Pick each line containing "Neutralization" out of the records.

[Data entries for graphics]
-- -- --
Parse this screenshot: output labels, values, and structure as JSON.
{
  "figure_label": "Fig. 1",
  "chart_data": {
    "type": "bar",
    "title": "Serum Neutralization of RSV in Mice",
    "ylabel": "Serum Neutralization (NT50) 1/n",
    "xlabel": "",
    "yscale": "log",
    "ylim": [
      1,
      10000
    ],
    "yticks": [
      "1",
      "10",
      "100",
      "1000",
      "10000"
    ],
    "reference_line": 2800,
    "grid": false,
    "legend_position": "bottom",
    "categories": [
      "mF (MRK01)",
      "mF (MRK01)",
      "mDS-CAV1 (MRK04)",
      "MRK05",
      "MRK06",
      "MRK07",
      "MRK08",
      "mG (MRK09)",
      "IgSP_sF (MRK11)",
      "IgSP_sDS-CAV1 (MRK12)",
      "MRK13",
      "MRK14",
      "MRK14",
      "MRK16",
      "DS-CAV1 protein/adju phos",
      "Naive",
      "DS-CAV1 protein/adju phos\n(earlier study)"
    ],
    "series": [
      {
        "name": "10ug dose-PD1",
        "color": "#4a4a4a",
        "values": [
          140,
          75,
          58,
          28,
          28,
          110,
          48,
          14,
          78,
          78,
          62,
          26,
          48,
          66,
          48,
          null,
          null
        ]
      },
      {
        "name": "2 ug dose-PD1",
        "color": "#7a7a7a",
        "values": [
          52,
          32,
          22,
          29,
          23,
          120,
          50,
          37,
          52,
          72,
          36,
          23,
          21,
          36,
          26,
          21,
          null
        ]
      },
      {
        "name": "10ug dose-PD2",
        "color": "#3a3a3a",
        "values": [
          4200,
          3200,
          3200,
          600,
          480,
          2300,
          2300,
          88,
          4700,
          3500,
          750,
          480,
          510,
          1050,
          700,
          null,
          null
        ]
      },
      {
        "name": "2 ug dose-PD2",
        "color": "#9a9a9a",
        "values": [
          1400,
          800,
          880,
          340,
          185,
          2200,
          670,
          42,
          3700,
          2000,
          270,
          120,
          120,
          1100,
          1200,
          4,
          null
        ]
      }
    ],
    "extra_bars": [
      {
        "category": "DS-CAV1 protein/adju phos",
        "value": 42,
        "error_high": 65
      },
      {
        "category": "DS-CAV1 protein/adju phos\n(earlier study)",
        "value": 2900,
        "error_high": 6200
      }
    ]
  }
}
-- -- --
Solution for this problem =
    "title": "Serum Neutralization of RSV in Mice",
    "ylabel": "Serum Neutralization (NT50) 1/n",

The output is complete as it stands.